= Task to complete =
Copy out each line that includes the word "layer".

= Exercise inputs =
————————
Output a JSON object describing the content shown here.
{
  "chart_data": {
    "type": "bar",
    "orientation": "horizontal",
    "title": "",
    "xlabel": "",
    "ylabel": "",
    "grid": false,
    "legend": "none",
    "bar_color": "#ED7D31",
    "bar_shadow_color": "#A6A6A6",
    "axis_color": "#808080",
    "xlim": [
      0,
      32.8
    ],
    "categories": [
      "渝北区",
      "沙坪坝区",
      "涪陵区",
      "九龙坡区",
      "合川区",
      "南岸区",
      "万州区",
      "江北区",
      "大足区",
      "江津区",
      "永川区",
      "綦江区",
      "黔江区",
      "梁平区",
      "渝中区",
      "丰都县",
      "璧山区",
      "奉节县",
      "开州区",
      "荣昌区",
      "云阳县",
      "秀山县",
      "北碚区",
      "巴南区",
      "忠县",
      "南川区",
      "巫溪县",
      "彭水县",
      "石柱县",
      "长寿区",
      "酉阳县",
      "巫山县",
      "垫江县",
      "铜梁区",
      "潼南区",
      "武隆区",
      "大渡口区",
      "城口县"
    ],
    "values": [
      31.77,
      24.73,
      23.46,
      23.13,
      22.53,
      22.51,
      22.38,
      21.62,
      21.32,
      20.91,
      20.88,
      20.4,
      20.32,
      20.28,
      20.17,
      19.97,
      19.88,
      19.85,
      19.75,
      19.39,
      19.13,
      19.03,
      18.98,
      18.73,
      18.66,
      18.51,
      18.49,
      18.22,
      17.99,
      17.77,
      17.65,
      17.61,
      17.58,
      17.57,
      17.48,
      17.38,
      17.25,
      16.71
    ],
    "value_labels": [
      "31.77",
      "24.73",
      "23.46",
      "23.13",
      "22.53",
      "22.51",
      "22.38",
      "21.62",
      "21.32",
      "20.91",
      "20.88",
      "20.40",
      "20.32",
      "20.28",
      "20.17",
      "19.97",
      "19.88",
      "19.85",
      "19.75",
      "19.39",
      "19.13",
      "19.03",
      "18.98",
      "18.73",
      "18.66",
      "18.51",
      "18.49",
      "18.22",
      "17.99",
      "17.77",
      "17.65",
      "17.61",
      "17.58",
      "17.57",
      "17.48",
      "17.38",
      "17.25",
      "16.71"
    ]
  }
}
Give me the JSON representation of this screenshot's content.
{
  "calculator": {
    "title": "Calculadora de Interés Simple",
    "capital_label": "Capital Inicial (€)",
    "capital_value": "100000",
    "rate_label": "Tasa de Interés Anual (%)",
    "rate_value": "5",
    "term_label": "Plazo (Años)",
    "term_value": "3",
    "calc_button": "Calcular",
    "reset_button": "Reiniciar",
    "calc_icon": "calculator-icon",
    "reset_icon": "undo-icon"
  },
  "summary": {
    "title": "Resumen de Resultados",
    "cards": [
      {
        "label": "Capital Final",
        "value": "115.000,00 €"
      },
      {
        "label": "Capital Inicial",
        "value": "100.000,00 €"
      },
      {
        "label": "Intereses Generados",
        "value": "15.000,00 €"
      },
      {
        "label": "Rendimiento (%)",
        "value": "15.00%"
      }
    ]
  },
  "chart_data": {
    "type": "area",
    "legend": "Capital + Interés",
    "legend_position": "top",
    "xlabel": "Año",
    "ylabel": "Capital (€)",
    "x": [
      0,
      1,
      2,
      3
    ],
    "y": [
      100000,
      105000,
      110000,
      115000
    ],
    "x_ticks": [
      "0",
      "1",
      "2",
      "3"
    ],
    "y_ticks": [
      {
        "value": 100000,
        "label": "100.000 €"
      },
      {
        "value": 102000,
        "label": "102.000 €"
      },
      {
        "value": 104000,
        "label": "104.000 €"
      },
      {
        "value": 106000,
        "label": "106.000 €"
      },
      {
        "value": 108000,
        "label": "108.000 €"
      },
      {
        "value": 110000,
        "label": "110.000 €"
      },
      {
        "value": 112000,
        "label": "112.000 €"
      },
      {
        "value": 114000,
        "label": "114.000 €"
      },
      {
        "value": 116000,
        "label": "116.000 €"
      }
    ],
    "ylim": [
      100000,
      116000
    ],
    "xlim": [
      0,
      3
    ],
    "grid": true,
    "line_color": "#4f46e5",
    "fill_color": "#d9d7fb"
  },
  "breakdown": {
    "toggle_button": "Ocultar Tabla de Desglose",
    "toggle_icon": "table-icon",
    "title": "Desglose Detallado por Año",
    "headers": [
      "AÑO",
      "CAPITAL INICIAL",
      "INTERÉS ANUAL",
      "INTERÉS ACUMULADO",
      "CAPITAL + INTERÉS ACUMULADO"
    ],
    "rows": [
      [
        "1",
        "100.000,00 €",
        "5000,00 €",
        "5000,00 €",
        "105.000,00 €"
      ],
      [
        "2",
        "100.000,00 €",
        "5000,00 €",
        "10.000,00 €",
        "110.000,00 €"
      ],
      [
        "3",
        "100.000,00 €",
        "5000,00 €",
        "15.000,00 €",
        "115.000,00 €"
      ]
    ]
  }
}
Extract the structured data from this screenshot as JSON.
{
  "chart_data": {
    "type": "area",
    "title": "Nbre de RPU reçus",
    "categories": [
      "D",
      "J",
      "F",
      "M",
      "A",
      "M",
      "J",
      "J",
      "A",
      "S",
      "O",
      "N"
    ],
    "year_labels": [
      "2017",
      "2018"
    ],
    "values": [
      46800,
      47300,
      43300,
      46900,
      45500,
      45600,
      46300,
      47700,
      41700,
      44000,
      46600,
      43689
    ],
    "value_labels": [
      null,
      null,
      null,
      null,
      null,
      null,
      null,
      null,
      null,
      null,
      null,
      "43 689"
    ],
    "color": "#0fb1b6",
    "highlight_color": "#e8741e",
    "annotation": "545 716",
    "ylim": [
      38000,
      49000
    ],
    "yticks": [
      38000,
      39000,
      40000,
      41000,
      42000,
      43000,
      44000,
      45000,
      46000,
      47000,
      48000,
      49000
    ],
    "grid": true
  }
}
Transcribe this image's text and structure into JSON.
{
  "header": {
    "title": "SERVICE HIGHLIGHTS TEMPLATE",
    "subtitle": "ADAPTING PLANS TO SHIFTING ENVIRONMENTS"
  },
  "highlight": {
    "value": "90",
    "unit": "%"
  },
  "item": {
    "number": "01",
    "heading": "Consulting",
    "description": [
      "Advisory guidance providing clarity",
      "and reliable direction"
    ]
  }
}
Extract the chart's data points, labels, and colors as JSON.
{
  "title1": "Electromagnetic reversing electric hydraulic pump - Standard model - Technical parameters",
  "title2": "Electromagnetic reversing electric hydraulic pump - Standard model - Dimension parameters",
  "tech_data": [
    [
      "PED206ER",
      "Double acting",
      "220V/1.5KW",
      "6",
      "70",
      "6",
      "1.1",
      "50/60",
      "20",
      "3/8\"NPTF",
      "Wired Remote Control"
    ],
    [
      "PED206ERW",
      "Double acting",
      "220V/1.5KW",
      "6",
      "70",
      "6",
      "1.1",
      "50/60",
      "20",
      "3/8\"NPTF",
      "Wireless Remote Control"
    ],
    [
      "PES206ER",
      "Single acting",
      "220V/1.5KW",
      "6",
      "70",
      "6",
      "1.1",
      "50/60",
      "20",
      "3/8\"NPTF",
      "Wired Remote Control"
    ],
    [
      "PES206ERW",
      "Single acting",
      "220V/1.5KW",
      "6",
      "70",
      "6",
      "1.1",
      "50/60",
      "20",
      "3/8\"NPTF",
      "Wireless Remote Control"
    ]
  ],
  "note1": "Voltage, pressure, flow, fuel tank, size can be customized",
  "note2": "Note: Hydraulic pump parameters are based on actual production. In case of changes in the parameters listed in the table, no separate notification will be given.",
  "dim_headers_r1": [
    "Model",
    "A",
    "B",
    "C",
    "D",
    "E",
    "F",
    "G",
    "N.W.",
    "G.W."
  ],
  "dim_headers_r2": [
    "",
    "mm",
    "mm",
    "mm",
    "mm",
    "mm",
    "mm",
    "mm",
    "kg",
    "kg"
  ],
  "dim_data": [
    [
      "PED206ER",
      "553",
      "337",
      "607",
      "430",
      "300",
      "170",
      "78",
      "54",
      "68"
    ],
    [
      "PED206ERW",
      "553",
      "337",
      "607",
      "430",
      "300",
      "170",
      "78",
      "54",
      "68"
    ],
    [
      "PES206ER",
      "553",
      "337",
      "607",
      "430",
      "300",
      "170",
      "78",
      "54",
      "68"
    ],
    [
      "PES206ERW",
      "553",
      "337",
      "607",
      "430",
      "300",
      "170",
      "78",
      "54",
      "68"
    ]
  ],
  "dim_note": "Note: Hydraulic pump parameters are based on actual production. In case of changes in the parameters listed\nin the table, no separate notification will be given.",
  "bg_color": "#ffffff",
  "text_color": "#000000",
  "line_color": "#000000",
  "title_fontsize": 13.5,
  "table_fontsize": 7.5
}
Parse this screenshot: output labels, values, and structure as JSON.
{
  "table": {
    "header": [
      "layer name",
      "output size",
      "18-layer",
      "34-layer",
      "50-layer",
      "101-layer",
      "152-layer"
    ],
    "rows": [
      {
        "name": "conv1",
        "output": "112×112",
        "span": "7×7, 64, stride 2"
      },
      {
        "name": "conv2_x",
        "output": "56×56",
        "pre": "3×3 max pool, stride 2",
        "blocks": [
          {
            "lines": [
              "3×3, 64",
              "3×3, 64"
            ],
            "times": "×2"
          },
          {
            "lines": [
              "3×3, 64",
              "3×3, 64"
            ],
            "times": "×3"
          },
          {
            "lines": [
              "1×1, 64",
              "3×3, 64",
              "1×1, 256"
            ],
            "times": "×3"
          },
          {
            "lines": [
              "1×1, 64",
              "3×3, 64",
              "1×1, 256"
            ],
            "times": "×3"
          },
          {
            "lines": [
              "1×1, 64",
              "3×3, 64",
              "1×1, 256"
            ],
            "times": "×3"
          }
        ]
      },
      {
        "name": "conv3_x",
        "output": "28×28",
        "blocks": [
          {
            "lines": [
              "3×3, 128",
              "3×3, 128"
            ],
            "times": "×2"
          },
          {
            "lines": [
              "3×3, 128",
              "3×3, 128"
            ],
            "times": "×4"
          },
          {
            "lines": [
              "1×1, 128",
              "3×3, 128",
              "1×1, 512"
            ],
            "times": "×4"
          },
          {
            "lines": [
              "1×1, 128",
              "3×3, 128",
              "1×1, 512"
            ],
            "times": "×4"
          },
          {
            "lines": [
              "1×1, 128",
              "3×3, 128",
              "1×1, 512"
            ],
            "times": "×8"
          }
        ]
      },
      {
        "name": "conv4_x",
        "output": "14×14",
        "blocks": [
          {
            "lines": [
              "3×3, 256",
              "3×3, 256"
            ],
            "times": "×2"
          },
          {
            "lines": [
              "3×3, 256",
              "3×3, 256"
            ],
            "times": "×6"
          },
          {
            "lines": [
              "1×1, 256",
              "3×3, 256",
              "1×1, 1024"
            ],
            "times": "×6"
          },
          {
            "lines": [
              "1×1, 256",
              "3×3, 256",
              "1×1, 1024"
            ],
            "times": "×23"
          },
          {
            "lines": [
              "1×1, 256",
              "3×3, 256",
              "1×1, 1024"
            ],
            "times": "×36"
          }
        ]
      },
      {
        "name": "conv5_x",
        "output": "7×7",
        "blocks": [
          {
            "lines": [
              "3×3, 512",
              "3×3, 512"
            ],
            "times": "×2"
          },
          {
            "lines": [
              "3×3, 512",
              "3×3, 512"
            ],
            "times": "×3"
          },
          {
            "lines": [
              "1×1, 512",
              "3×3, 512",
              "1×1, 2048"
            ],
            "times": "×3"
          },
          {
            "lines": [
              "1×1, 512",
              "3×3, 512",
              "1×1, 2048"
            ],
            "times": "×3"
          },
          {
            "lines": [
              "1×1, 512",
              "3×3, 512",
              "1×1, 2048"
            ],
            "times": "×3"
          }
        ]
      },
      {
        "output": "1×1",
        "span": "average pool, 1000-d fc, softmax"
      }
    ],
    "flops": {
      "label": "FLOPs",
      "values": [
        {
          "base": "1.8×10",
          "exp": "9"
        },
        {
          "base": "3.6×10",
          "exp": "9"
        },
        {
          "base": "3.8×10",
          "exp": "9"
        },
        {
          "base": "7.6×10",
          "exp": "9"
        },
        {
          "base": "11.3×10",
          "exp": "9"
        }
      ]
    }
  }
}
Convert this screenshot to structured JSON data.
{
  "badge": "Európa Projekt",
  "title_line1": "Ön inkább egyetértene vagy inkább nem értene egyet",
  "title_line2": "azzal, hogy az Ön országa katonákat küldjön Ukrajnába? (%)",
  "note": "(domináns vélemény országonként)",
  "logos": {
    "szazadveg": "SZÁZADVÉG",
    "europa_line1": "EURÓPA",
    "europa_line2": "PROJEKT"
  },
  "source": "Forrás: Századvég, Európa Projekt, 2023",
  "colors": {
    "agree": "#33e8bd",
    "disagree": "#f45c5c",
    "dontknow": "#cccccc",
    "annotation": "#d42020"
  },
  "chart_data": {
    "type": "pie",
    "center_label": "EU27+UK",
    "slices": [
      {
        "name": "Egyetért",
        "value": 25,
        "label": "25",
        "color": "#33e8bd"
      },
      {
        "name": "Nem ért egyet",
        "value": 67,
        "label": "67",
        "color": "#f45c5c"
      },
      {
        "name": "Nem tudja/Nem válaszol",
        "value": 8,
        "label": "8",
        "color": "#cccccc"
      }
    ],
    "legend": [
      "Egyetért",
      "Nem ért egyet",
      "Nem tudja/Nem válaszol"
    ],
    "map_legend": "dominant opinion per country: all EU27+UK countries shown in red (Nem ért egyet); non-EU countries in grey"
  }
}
————————
= Correct response =
      "layer name",
      "18-layer",
      "34-layer",
      "50-layer",
      "101-layer",
      "152-layer"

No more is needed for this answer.